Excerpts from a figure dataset
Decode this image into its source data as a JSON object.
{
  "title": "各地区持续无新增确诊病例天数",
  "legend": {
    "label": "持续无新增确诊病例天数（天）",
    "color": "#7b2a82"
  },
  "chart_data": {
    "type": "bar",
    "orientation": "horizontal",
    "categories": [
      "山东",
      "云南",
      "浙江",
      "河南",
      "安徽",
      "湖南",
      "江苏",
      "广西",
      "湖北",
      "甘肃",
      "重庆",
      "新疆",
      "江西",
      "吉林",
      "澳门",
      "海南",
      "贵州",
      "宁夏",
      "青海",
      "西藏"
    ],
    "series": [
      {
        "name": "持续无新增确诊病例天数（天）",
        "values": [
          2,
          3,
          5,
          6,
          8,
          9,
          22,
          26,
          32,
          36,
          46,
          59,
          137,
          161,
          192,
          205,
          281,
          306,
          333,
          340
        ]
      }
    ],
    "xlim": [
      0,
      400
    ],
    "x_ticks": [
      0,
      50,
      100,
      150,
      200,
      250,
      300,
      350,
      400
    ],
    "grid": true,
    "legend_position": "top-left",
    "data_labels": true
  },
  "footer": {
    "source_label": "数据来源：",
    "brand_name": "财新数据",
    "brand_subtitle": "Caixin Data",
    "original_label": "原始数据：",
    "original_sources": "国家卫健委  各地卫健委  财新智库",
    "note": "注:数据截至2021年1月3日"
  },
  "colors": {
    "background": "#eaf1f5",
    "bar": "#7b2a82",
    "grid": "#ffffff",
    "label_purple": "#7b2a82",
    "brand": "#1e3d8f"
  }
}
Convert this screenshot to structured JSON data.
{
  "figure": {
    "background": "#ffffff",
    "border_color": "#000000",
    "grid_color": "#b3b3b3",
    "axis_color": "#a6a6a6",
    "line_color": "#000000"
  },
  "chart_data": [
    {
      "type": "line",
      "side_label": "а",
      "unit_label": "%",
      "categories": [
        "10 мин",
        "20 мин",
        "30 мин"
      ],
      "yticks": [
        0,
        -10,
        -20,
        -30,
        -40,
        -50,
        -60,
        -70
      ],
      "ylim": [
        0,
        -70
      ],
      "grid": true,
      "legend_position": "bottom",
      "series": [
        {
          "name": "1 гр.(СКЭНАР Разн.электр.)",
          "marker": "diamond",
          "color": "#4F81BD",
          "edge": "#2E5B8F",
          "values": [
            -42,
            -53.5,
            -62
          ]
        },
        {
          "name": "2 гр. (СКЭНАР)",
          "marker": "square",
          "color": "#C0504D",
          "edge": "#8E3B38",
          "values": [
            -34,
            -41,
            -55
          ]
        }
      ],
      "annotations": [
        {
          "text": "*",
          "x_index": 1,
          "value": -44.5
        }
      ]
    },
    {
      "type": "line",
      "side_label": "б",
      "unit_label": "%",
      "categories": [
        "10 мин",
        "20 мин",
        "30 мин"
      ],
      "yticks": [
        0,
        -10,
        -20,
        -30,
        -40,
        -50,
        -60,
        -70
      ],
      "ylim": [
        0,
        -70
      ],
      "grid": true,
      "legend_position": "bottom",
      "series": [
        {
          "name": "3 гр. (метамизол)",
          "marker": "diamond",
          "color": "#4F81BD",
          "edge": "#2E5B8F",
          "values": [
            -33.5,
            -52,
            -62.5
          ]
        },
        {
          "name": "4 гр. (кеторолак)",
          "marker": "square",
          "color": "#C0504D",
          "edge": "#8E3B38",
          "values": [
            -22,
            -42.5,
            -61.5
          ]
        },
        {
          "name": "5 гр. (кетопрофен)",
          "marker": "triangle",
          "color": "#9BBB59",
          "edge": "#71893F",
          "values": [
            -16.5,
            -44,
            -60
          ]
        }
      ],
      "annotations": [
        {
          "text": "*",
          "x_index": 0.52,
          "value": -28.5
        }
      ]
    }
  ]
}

• **Aim of the task**: Every entry in the listing must be retyped exactly.

• **Correct answer**:
Decode this image into its source data as a JSON object.
{
  "title": "各地区持续无新增确诊病例天数",
  "legend": {
    "label": "持续无新增确诊病例天数（天）",
    "color": "#7b2a82"
  },
  "chart_data": {
    "type": "bar",
    "orientation": "horizontal",
    "categories": [
      "山东",
      "云南",
      "浙江",
      "河南",
      "安徽",
      "湖南",
      "江苏",
      "广西",
      "湖北",
      "甘肃",
      "重庆",
      "新疆",
      "江西",
      "吉林",
      "澳门",
      "海南",
      "贵州",
      "宁夏",
      "青海",
      "西藏"
    ],
    "series": [
      {
        "name": "持续无新增确诊病例天数（天）",
        "values": [
          2,
          3,
          5,
          6,
          8,
          9,
          22,
          26,
          32,
          36,
          46,
          59,
          137,
          161,
          192,
          205,
          281,
          306,
          333,
          340
        ]
      }
    ],
    "xlim": [
      0,
      400
    ],
    "x_ticks": [
      0,
      50,
      100,
      150,
      200,
      250,
      300,
      350,
      400
    ],
    "grid": true,
    "legend_position": "top-left",
    "data_labels": true
  },
  "footer": {
    "source_label": "数据来源：",
    "brand_name": "财新数据",
    "brand_subtitle": "Caixin Data",
    "original_label": "原始数据：",
    "original_sources": "国家卫健委  各地卫健委  财新智库",
    "note": "注:数据截至2021年1月3日"
  },
  "colors": {
    "background": "#eaf1f5",
    "bar": "#7b2a82",
    "grid": "#ffffff",
    "label_purple": "#7b2a82",
    "brand": "#1e3d8f"
  }
}
Convert this screenshot to structured JSON data.
{
  "figure": {
    "background": "#ffffff",
    "border_color": "#000000",
    "grid_color": "#b3b3b3",
    "axis_color": "#a6a6a6",
    "line_color": "#000000"
  },
  "chart_data": [
    {
      "type": "line",
      "side_label": "а",
      "unit_label": "%",
      "categories": [
        "10 мин",
        "20 мин",
        "30 мин"
      ],
      "yticks": [
        0,
        -10,
        -20,
        -30,
        -40,
        -50,
        -60,
        -70
      ],
      "ylim": [
        0,
        -70
      ],
      "grid": true,
      "legend_position": "bottom",
      "series": [
        {
          "name": "1 гр.(СКЭНАР Разн.электр.)",
          "marker": "diamond",
          "color": "#4F81BD",
          "edge": "#2E5B8F",
          "values": [
            -42,
            -53.5,
            -62
          ]
        },
        {
          "name": "2 гр. (СКЭНАР)",
          "marker": "square",
          "color": "#C0504D",
          "edge": "#8E3B38",
          "values": [
            -34,
            -41,
            -55
          ]
        }
      ],
      "annotations": [
        {
          "text": "*",
          "x_index": 1,
          "value": -44.5
        }
      ]
    },
    {
      "type": "line",
      "side_label": "б",
      "unit_label": "%",
      "categories": [
        "10 мин",
        "20 мин",
        "30 мин"
      ],
      "yticks": [
        0,
        -10,
        -20,
        -30,
        -40,
        -50,
        -60,
        -70
      ],
      "ylim": [
        0,
        -70
      ],
      "grid": true,
      "legend_position": "bottom",
      "series": [
        {
          "name": "3 гр. (метамизол)",
          "marker": "diamond",
          "color": "#4F81BD",
          "edge": "#2E5B8F",
          "values": [
            -33.5,
            -52,
            -62.5
          ]
        },
        {
          "name": "4 гр. (кеторолак)",
          "marker": "square",
          "color": "#C0504D",
          "edge": "#8E3B38",
          "values": [
            -22,
            -42.5,
            -61.5
          ]
        },
        {
          "name": "5 гр. (кетопрофен)",
          "marker": "triangle",
          "color": "#9BBB59",
          "edge": "#71893F",
          "values": [
            -16.5,
            -44,
            -60
          ]
        }
      ],
      "annotations": [
        {
          "text": "*",
          "x_index": 0.52,
          "value": -28.5
        }
      ]
    }
  ]
}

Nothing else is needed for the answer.